▶ _What to work on_
Show all lines from the data that include the word "must".

[Stored data]
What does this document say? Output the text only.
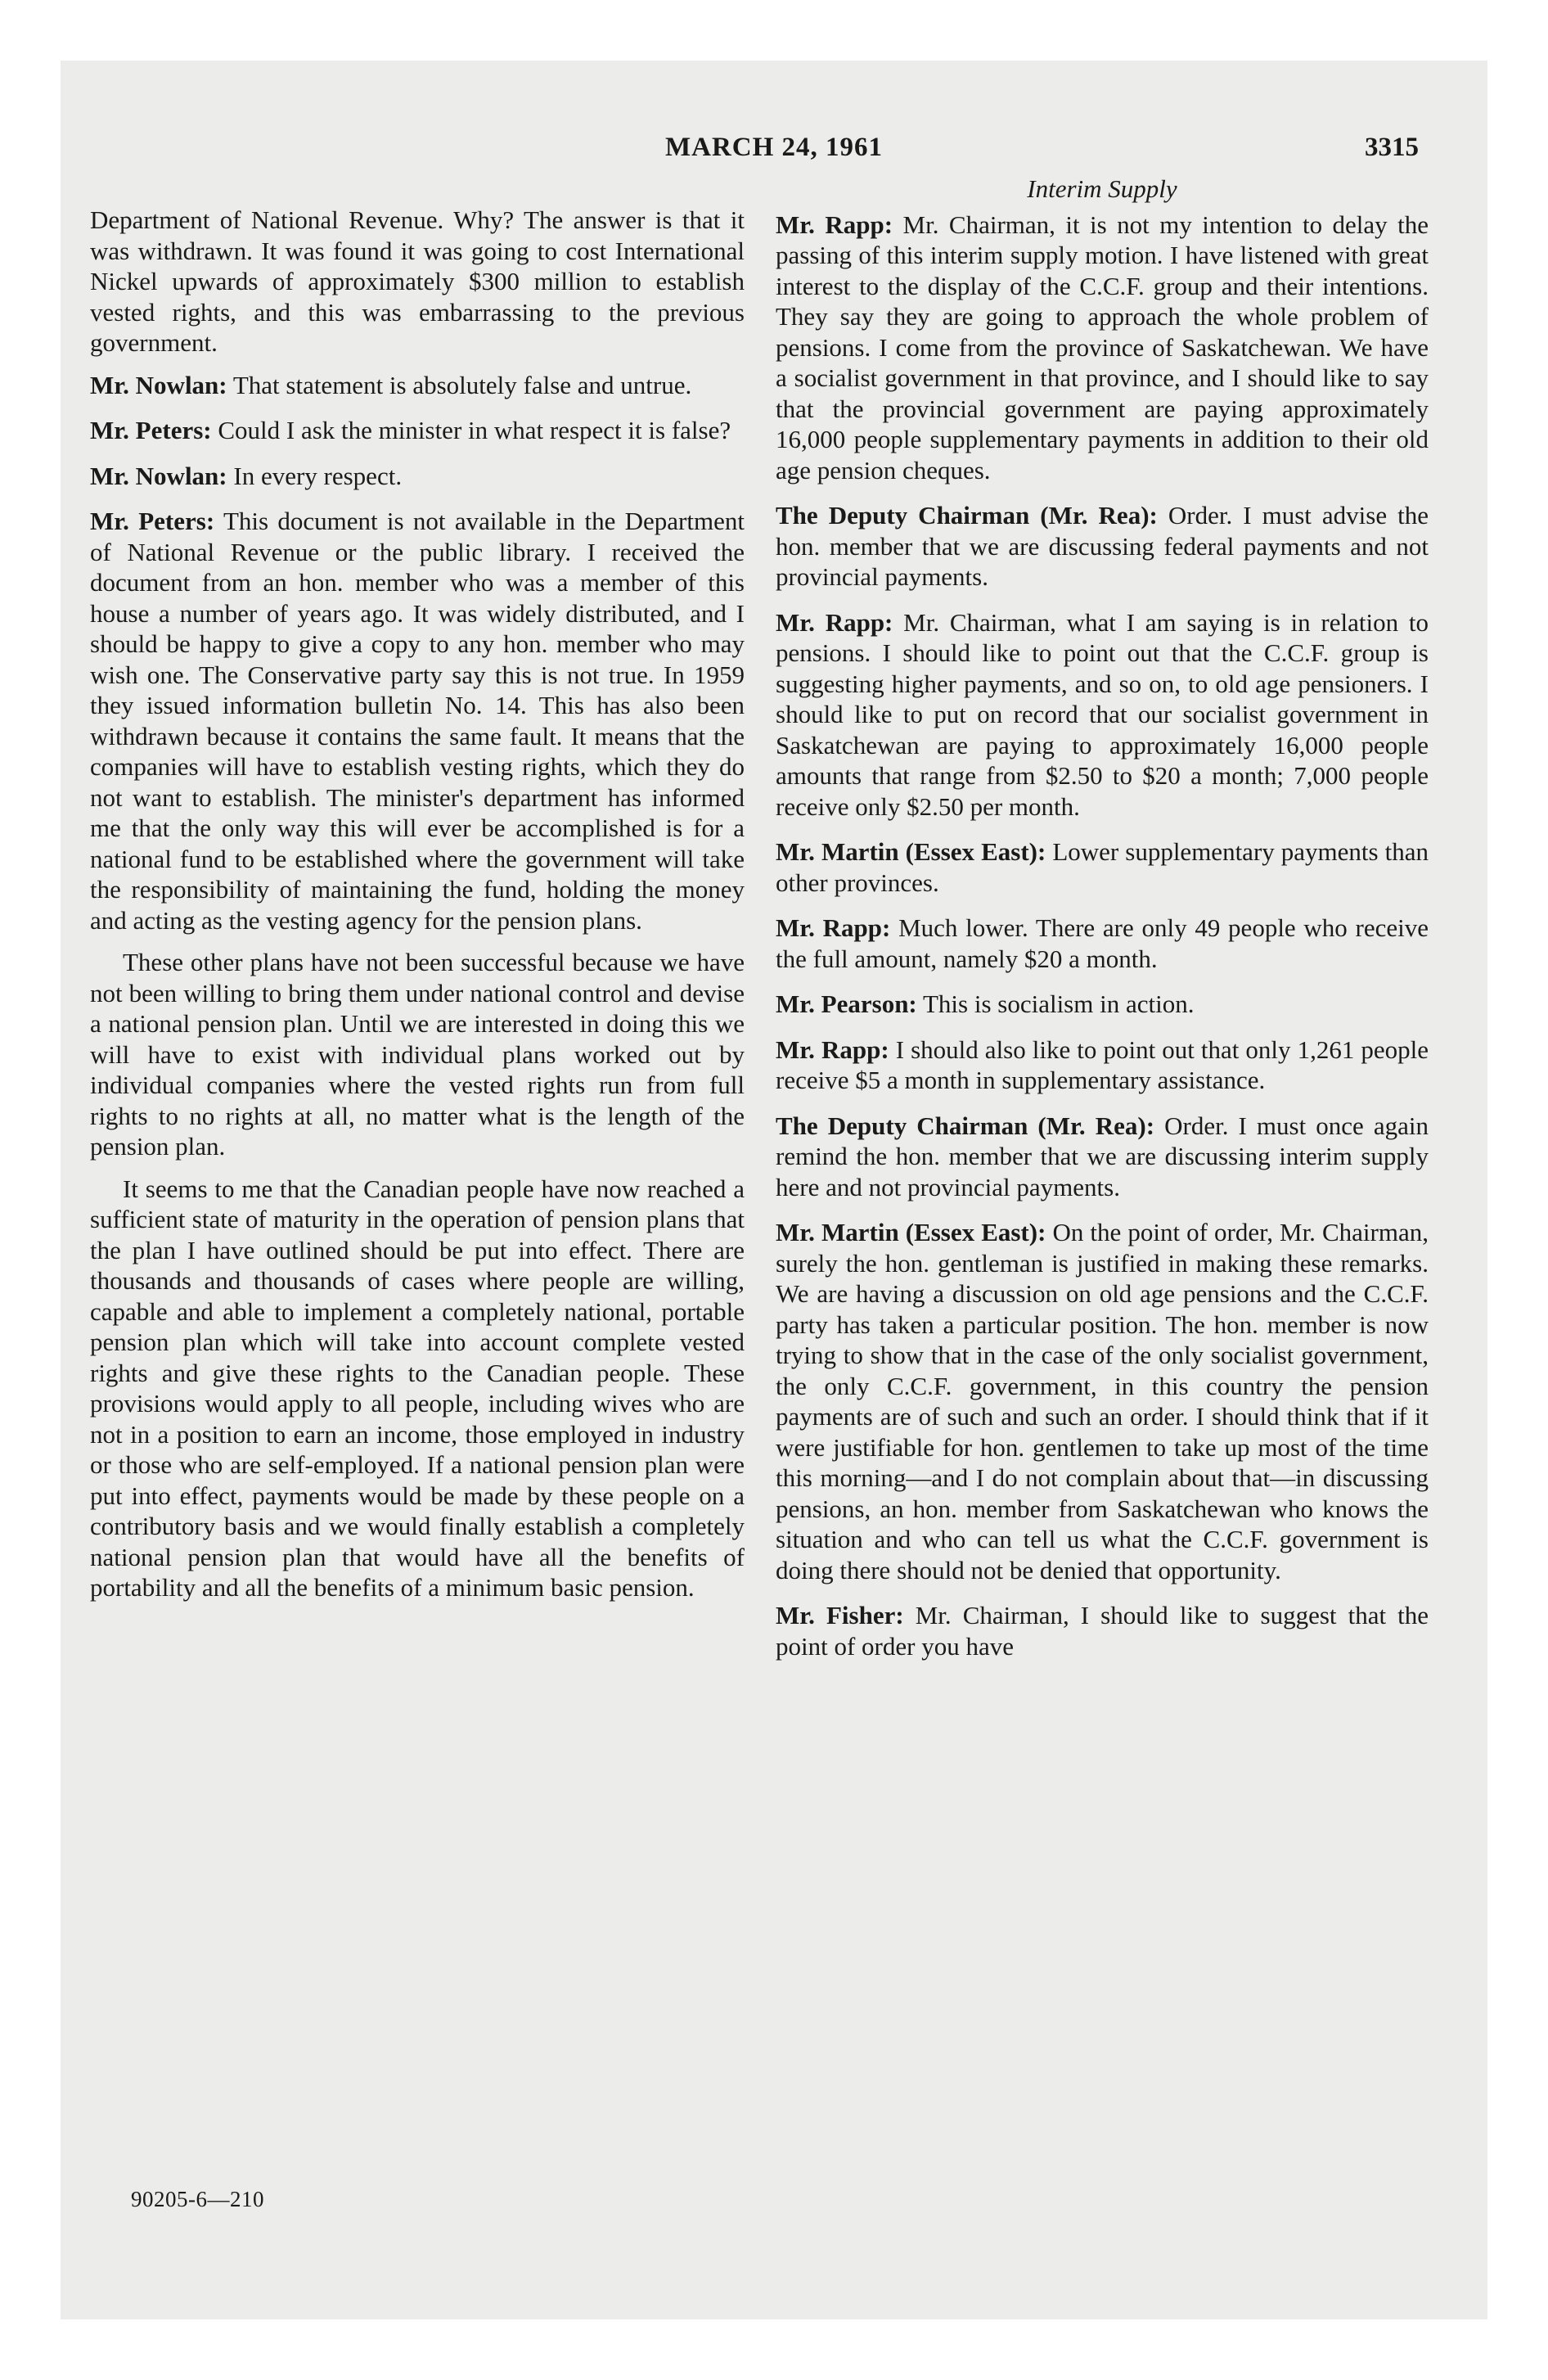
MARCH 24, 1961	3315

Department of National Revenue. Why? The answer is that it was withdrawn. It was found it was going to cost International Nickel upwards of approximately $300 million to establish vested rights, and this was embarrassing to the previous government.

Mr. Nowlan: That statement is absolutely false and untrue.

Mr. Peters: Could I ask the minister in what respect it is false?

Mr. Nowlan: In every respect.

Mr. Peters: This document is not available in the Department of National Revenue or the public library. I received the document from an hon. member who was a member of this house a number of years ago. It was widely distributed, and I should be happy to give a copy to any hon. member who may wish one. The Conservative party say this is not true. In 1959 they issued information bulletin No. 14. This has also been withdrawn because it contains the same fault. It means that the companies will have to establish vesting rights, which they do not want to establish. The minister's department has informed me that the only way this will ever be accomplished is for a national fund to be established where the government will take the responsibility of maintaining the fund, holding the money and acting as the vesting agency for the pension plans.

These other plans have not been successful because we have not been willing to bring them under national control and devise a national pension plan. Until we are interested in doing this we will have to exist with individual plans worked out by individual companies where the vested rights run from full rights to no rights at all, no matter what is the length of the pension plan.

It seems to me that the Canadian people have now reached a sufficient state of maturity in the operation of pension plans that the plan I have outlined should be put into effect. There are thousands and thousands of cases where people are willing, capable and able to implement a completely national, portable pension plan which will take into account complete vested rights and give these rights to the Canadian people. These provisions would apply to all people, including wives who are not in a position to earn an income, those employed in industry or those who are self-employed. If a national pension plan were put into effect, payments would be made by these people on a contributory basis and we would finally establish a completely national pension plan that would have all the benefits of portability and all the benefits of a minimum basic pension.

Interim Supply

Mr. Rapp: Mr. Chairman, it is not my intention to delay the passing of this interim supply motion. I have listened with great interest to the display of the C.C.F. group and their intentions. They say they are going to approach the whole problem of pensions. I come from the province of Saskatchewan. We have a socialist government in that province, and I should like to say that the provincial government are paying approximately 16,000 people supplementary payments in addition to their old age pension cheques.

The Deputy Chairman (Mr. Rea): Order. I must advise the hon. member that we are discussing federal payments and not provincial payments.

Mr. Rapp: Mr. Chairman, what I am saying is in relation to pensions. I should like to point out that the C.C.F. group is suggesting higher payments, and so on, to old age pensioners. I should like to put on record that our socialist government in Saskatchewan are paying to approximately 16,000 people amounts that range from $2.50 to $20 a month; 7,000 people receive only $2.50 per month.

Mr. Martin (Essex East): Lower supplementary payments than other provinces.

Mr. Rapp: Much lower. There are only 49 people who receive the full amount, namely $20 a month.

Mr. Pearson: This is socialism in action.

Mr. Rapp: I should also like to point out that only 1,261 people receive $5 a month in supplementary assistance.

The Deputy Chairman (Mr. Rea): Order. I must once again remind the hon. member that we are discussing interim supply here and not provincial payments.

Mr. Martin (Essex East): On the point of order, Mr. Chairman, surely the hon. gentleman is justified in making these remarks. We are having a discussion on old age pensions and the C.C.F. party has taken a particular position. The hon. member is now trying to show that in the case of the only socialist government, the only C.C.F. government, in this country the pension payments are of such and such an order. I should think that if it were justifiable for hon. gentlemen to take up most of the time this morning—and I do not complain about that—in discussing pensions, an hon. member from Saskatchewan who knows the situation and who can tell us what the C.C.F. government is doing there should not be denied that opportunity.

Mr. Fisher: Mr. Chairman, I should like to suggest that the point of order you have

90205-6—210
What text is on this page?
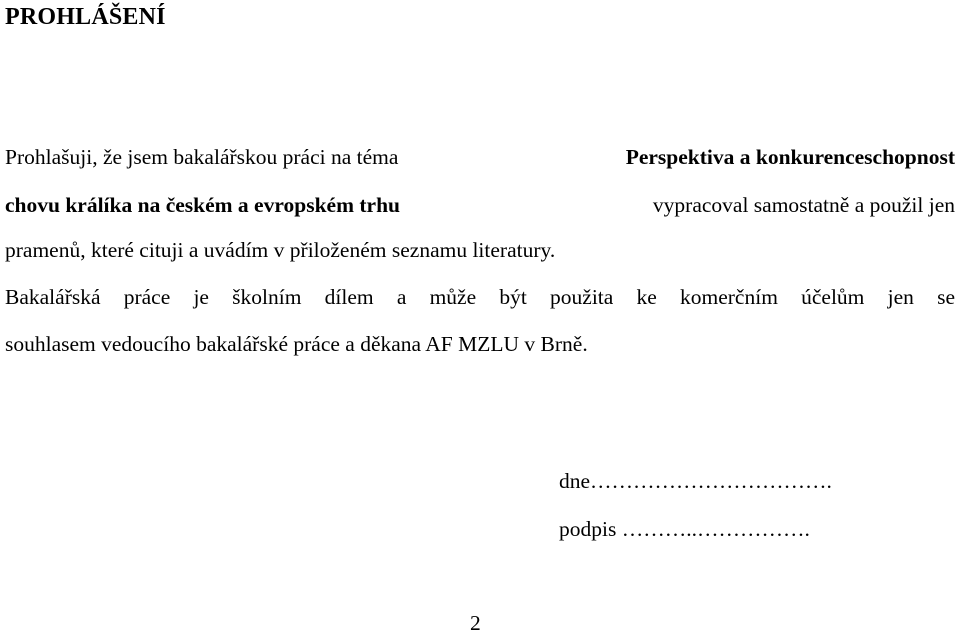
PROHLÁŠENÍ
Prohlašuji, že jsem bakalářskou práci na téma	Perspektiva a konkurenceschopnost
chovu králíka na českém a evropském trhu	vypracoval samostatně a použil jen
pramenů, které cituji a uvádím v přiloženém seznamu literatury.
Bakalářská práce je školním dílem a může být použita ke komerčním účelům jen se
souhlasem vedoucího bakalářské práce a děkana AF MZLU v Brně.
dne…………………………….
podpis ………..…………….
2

▶ _Exercise answer_
The Deputy Chairman (Mr. Rea): Order. I must advise the hon. member that we are discussing federal payments and not provincial payments.
The Deputy Chairman (Mr. Rea): Order. I must once again remind the hon. member that we are discussing interim supply here and not provincial payments.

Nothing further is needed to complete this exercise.